**TASK**
Output every entry exactly as given.
======== RECORD SET ========
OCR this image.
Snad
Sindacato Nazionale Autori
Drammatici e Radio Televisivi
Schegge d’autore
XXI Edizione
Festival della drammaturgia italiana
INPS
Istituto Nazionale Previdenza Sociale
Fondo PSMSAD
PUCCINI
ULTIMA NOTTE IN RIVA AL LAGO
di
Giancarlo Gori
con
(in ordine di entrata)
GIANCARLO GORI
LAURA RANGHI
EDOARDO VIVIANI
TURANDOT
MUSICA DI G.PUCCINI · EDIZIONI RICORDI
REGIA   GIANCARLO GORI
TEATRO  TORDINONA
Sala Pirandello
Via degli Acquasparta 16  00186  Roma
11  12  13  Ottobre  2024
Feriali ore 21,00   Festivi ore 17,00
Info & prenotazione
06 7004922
========
**REPLY TO THE EXERCISE**
OCR this image.
Snad
Sindacato Nazionale Autori
Drammatici e Radio Televisivi
Schegge d’autore
XXI Edizione
Festival della drammaturgia italiana
INPS
Istituto Nazionale Previdenza Sociale
Fondo PSMSAD
PUCCINI
ULTIMA NOTTE IN RIVA AL LAGO
di
Giancarlo Gori
con
(in ordine di entrata)
GIANCARLO GORI
LAURA RANGHI
EDOARDO VIVIANI
TURANDOT
MUSICA DI G.PUCCINI · EDIZIONI RICORDI
REGIA   GIANCARLO GORI
TEATRO  TORDINONA
Sala Pirandello
Via degli Acquasparta 16  00186  Roma
11  12  13  Ottobre  2024
Feriali ore 21,00   Festivi ore 17,00
Info & prenotazione
06 7004922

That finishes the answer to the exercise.